● WHAT IS EXPECTED
Go through the material below and report how many lines contain "this". Give only the number.

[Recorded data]
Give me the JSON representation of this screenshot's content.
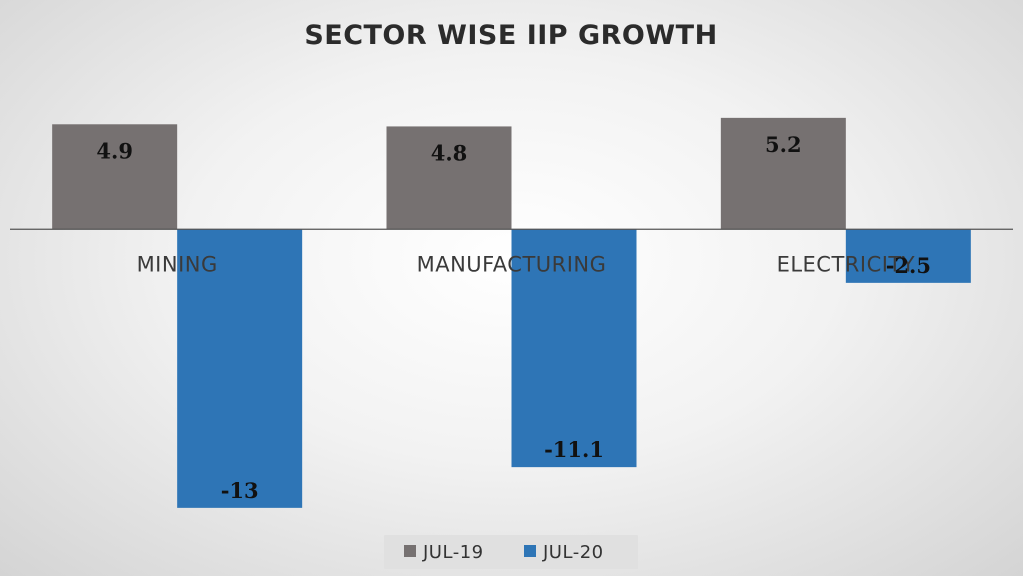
{
  "chart_data": {
    "type": "bar",
    "title": "SECTOR WISE IIP GROWTH",
    "categories": [
      "MINING",
      "MANUFACTURING",
      "ELECTRICITY"
    ],
    "series": [
      {
        "name": "JUL-19",
        "values": [
          4.9,
          4.8,
          5.2
        ],
        "color": "#767171"
      },
      {
        "name": "JUL-20",
        "values": [
          -13,
          -11.1,
          -2.5
        ],
        "color": "#2e75b6"
      }
    ],
    "ylim": [
      -15.2,
      6.5
    ],
    "grid": false,
    "legend": "bottom"
  }
}
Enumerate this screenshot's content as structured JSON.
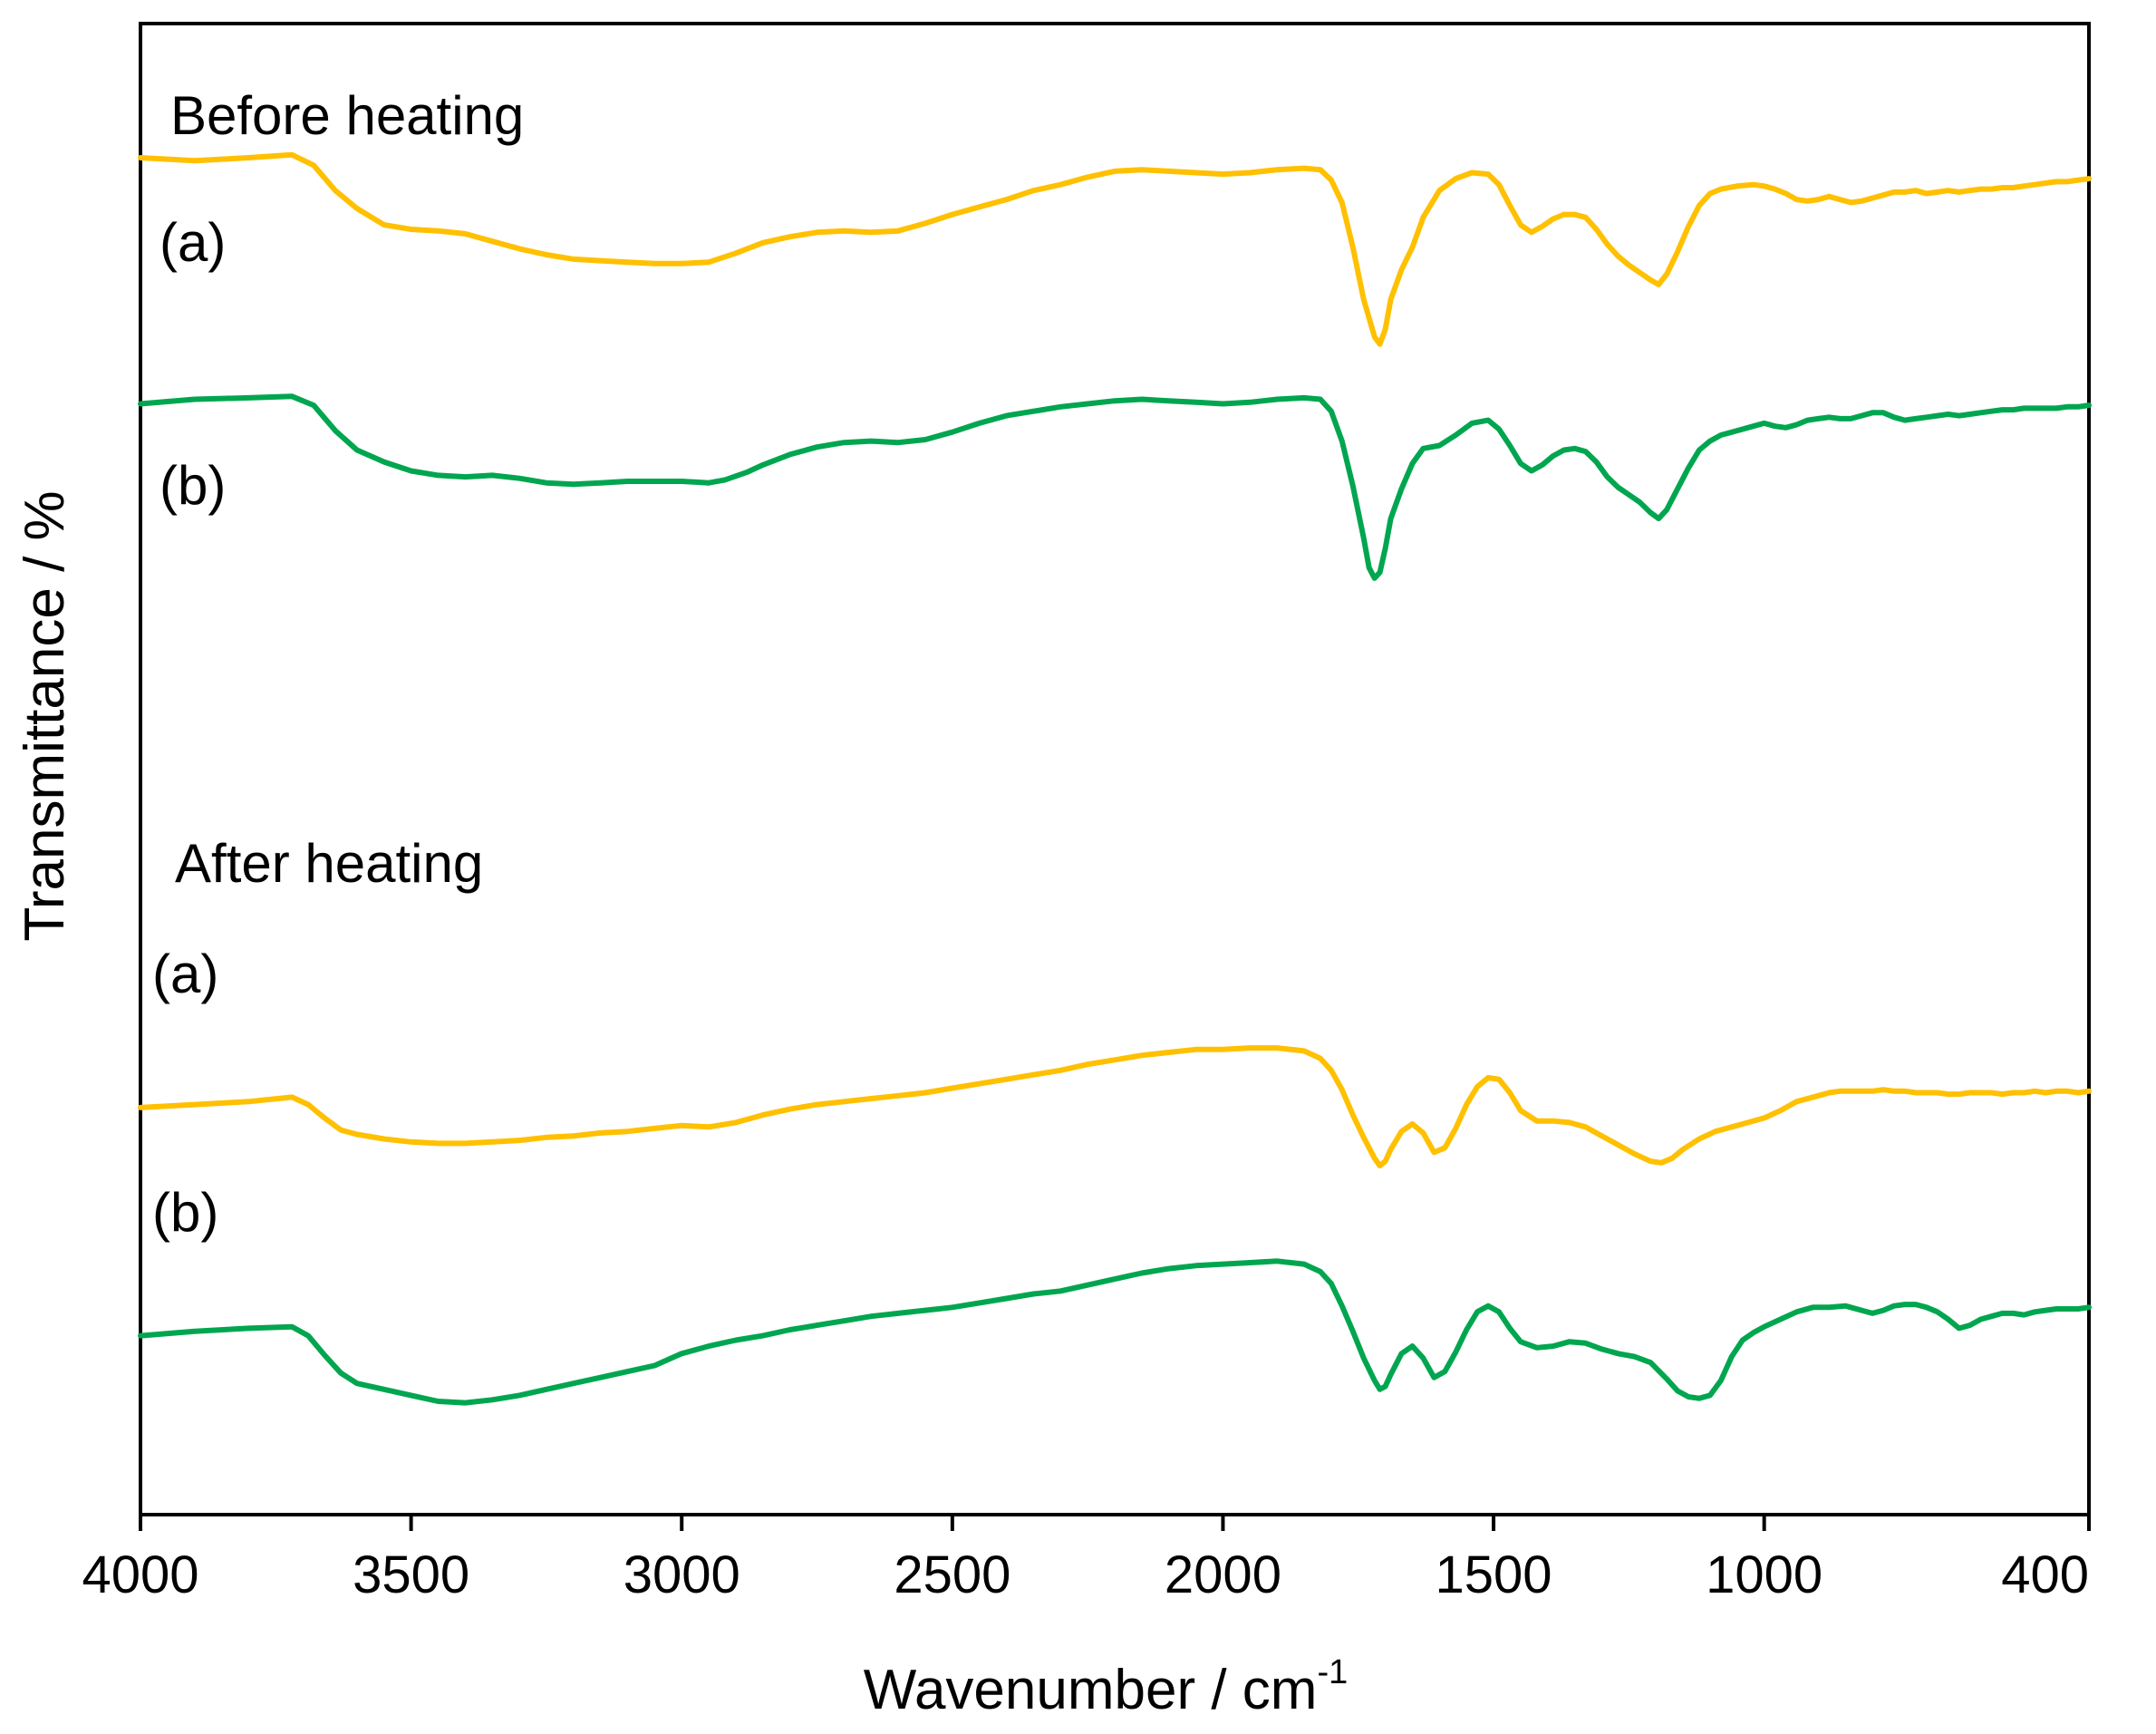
{
  "chart_data": {
    "type": "line",
    "title": "",
    "xlabel": "Wavenumber / cm",
    "xlabel_superscript": "-1",
    "ylabel": "Transmittance / %",
    "xlim": [
      4000,
      400
    ],
    "ylim": [
      0,
      100
    ],
    "x_ticks": [
      4000,
      3500,
      3000,
      2500,
      2000,
      1500,
      1000,
      400
    ],
    "x_tick_labels": [
      "4000",
      "3500",
      "3000",
      "2500",
      "2000",
      "1500",
      "1000",
      "400"
    ],
    "grid": false,
    "legend": "none",
    "annotations": {
      "before_heading": "Before heating",
      "after_heading": "After heating",
      "before_a": "(a)",
      "before_b": "(b)",
      "after_a": "(a)",
      "after_b": "(b)"
    },
    "series": [
      {
        "name": "Before heating (a)",
        "color": "#FFC000",
        "x": [
          4000,
          3900,
          3800,
          3720,
          3680,
          3640,
          3600,
          3550,
          3500,
          3450,
          3400,
          3350,
          3300,
          3250,
          3200,
          3150,
          3100,
          3050,
          3000,
          2950,
          2900,
          2850,
          2800,
          2750,
          2700,
          2650,
          2600,
          2550,
          2500,
          2450,
          2400,
          2350,
          2300,
          2250,
          2200,
          2150,
          2100,
          2050,
          2000,
          1950,
          1900,
          1850,
          1820,
          1800,
          1780,
          1760,
          1740,
          1720,
          1710,
          1700,
          1690,
          1670,
          1650,
          1630,
          1600,
          1570,
          1540,
          1510,
          1490,
          1470,
          1450,
          1430,
          1410,
          1390,
          1370,
          1350,
          1330,
          1310,
          1290,
          1270,
          1250,
          1230,
          1210,
          1195,
          1180,
          1160,
          1140,
          1120,
          1100,
          1080,
          1050,
          1020,
          1000,
          980,
          960,
          940,
          920,
          900,
          880,
          860,
          840,
          820,
          800,
          780,
          760,
          740,
          720,
          700,
          680,
          660,
          640,
          620,
          600,
          580,
          560,
          540,
          520,
          500,
          480,
          460,
          440,
          420,
          400
        ],
        "y": [
          91.0,
          90.8,
          91.0,
          91.2,
          90.5,
          88.8,
          87.6,
          86.5,
          86.2,
          86.1,
          85.9,
          85.4,
          84.9,
          84.5,
          84.2,
          84.1,
          84.0,
          83.9,
          83.9,
          84.0,
          84.6,
          85.3,
          85.7,
          86.0,
          86.1,
          86.0,
          86.1,
          86.6,
          87.2,
          87.7,
          88.2,
          88.8,
          89.2,
          89.7,
          90.1,
          90.2,
          90.1,
          90.0,
          89.9,
          90.0,
          90.2,
          90.3,
          90.2,
          89.5,
          88.0,
          85.0,
          81.5,
          79.0,
          78.5,
          79.5,
          81.5,
          83.5,
          85.0,
          87.0,
          88.8,
          89.6,
          90.0,
          89.9,
          89.2,
          87.8,
          86.5,
          86.0,
          86.4,
          86.9,
          87.2,
          87.2,
          87.0,
          86.2,
          85.2,
          84.4,
          83.8,
          83.3,
          82.8,
          82.5,
          83.2,
          84.7,
          86.4,
          87.8,
          88.6,
          88.9,
          89.1,
          89.2,
          89.1,
          88.9,
          88.6,
          88.2,
          88.1,
          88.2,
          88.4,
          88.2,
          88.0,
          88.1,
          88.3,
          88.5,
          88.7,
          88.7,
          88.8,
          88.6,
          88.7,
          88.8,
          88.7,
          88.8,
          88.9,
          88.9,
          89.0,
          89.0,
          89.1,
          89.2,
          89.3,
          89.4,
          89.4,
          89.5,
          89.6
        ]
      },
      {
        "name": "Before heating (b)",
        "color": "#00A64F",
        "x": [
          4000,
          3900,
          3800,
          3720,
          3680,
          3640,
          3600,
          3550,
          3500,
          3450,
          3400,
          3350,
          3300,
          3250,
          3200,
          3150,
          3100,
          3050,
          3000,
          2950,
          2920,
          2880,
          2850,
          2800,
          2750,
          2700,
          2650,
          2600,
          2550,
          2500,
          2450,
          2400,
          2350,
          2300,
          2250,
          2200,
          2150,
          2100,
          2050,
          2000,
          1950,
          1900,
          1850,
          1820,
          1800,
          1780,
          1760,
          1740,
          1730,
          1720,
          1710,
          1700,
          1690,
          1670,
          1650,
          1630,
          1600,
          1570,
          1540,
          1510,
          1490,
          1470,
          1450,
          1430,
          1410,
          1390,
          1370,
          1350,
          1330,
          1310,
          1290,
          1270,
          1250,
          1230,
          1210,
          1195,
          1180,
          1160,
          1140,
          1120,
          1100,
          1080,
          1050,
          1020,
          1000,
          980,
          960,
          940,
          920,
          900,
          880,
          860,
          840,
          820,
          800,
          780,
          760,
          740,
          720,
          700,
          680,
          660,
          640,
          620,
          600,
          580,
          560,
          540,
          520,
          500,
          480,
          460,
          440,
          420,
          400
        ],
        "y": [
          74.5,
          74.8,
          74.9,
          75.0,
          74.4,
          72.7,
          71.4,
          70.6,
          70.0,
          69.7,
          69.6,
          69.7,
          69.5,
          69.2,
          69.1,
          69.2,
          69.3,
          69.3,
          69.3,
          69.2,
          69.4,
          69.9,
          70.4,
          71.1,
          71.6,
          71.9,
          72.0,
          71.9,
          72.1,
          72.6,
          73.2,
          73.7,
          74.0,
          74.3,
          74.5,
          74.7,
          74.8,
          74.7,
          74.6,
          74.5,
          74.6,
          74.8,
          74.9,
          74.8,
          74.0,
          72.0,
          69.0,
          65.5,
          63.5,
          62.8,
          63.2,
          64.8,
          66.8,
          68.8,
          70.5,
          71.5,
          71.7,
          72.4,
          73.2,
          73.4,
          72.8,
          71.7,
          70.5,
          70.0,
          70.4,
          71.0,
          71.4,
          71.5,
          71.3,
          70.6,
          69.6,
          68.9,
          68.4,
          67.9,
          67.2,
          66.8,
          67.4,
          68.8,
          70.2,
          71.4,
          72.0,
          72.4,
          72.7,
          73.0,
          73.2,
          73.0,
          72.9,
          73.1,
          73.4,
          73.5,
          73.6,
          73.5,
          73.5,
          73.7,
          73.9,
          73.9,
          73.6,
          73.4,
          73.5,
          73.6,
          73.7,
          73.8,
          73.7,
          73.8,
          73.9,
          74.0,
          74.1,
          74.1,
          74.2,
          74.2,
          74.2,
          74.2,
          74.3,
          74.3,
          74.4
        ]
      },
      {
        "name": "After heating (a)",
        "color": "#FFC000",
        "x": [
          4000,
          3900,
          3800,
          3720,
          3690,
          3660,
          3630,
          3600,
          3550,
          3500,
          3450,
          3400,
          3350,
          3300,
          3250,
          3200,
          3150,
          3100,
          3050,
          3000,
          2950,
          2900,
          2850,
          2800,
          2750,
          2700,
          2650,
          2600,
          2550,
          2500,
          2450,
          2400,
          2350,
          2300,
          2250,
          2200,
          2150,
          2100,
          2050,
          2000,
          1950,
          1900,
          1850,
          1820,
          1800,
          1780,
          1760,
          1740,
          1720,
          1710,
          1700,
          1690,
          1670,
          1650,
          1630,
          1610,
          1590,
          1570,
          1550,
          1530,
          1510,
          1490,
          1470,
          1450,
          1420,
          1390,
          1360,
          1330,
          1300,
          1270,
          1240,
          1210,
          1190,
          1170,
          1150,
          1120,
          1090,
          1060,
          1030,
          1000,
          970,
          940,
          900,
          880,
          860,
          840,
          820,
          800,
          780,
          760,
          740,
          720,
          700,
          680,
          660,
          640,
          620,
          600,
          580,
          560,
          540,
          520,
          500,
          480,
          460,
          440,
          420,
          400
        ],
        "y": [
          27.3,
          27.5,
          27.7,
          28.0,
          27.5,
          26.6,
          25.8,
          25.5,
          25.2,
          25.0,
          24.9,
          24.9,
          25.0,
          25.1,
          25.3,
          25.4,
          25.6,
          25.7,
          25.9,
          26.1,
          26.0,
          26.3,
          26.8,
          27.2,
          27.5,
          27.7,
          27.9,
          28.1,
          28.3,
          28.6,
          28.9,
          29.2,
          29.5,
          29.8,
          30.2,
          30.5,
          30.8,
          31.0,
          31.2,
          31.2,
          31.3,
          31.3,
          31.1,
          30.6,
          29.8,
          28.5,
          26.8,
          25.3,
          23.9,
          23.4,
          23.7,
          24.5,
          25.7,
          26.2,
          25.6,
          24.3,
          24.6,
          25.9,
          27.5,
          28.7,
          29.3,
          29.2,
          28.3,
          27.1,
          26.4,
          26.4,
          26.3,
          26.0,
          25.4,
          24.8,
          24.2,
          23.7,
          23.6,
          23.9,
          24.5,
          25.2,
          25.7,
          26.0,
          26.3,
          26.6,
          27.1,
          27.7,
          28.1,
          28.3,
          28.4,
          28.4,
          28.4,
          28.4,
          28.5,
          28.4,
          28.4,
          28.3,
          28.3,
          28.3,
          28.2,
          28.2,
          28.3,
          28.3,
          28.3,
          28.2,
          28.3,
          28.3,
          28.4,
          28.3,
          28.4,
          28.4,
          28.3,
          28.4
        ]
      },
      {
        "name": "After heating (b)",
        "color": "#00A64F",
        "x": [
          4000,
          3900,
          3800,
          3720,
          3690,
          3660,
          3630,
          3600,
          3550,
          3500,
          3450,
          3400,
          3350,
          3300,
          3250,
          3200,
          3150,
          3100,
          3050,
          3000,
          2950,
          2900,
          2850,
          2800,
          2750,
          2700,
          2650,
          2600,
          2550,
          2500,
          2450,
          2400,
          2350,
          2300,
          2250,
          2200,
          2150,
          2100,
          2050,
          2000,
          1950,
          1900,
          1850,
          1820,
          1800,
          1780,
          1760,
          1740,
          1720,
          1710,
          1700,
          1690,
          1670,
          1650,
          1630,
          1610,
          1590,
          1570,
          1550,
          1530,
          1510,
          1490,
          1470,
          1450,
          1420,
          1390,
          1360,
          1330,
          1300,
          1270,
          1240,
          1210,
          1180,
          1160,
          1140,
          1120,
          1100,
          1080,
          1060,
          1040,
          1020,
          1000,
          970,
          940,
          910,
          880,
          850,
          820,
          800,
          780,
          760,
          740,
          720,
          700,
          680,
          660,
          640,
          620,
          600,
          580,
          560,
          540,
          520,
          500,
          480,
          460,
          440,
          420,
          400
        ],
        "y": [
          12.0,
          12.3,
          12.5,
          12.6,
          12.0,
          10.7,
          9.5,
          8.8,
          8.4,
          8.0,
          7.6,
          7.5,
          7.7,
          8.0,
          8.4,
          8.8,
          9.2,
          9.6,
          10.0,
          10.8,
          11.3,
          11.7,
          12.0,
          12.4,
          12.7,
          13.0,
          13.3,
          13.5,
          13.7,
          13.9,
          14.2,
          14.5,
          14.8,
          15.0,
          15.4,
          15.8,
          16.2,
          16.5,
          16.7,
          16.8,
          16.9,
          17.0,
          16.8,
          16.3,
          15.5,
          14.0,
          12.3,
          10.5,
          9.0,
          8.4,
          8.6,
          9.4,
          10.8,
          11.3,
          10.5,
          9.2,
          9.6,
          10.9,
          12.4,
          13.6,
          14.0,
          13.6,
          12.5,
          11.6,
          11.2,
          11.3,
          11.6,
          11.5,
          11.1,
          10.8,
          10.6,
          10.2,
          9.1,
          8.3,
          7.9,
          7.8,
          8.0,
          9.0,
          10.6,
          11.7,
          12.2,
          12.6,
          13.1,
          13.6,
          13.9,
          13.9,
          14.0,
          13.7,
          13.5,
          13.7,
          14.0,
          14.1,
          14.1,
          13.9,
          13.6,
          13.1,
          12.5,
          12.7,
          13.1,
          13.3,
          13.5,
          13.5,
          13.4,
          13.6,
          13.7,
          13.8,
          13.8,
          13.8,
          13.9
        ]
      }
    ]
  }
}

● WRITTEN SOLUTION
2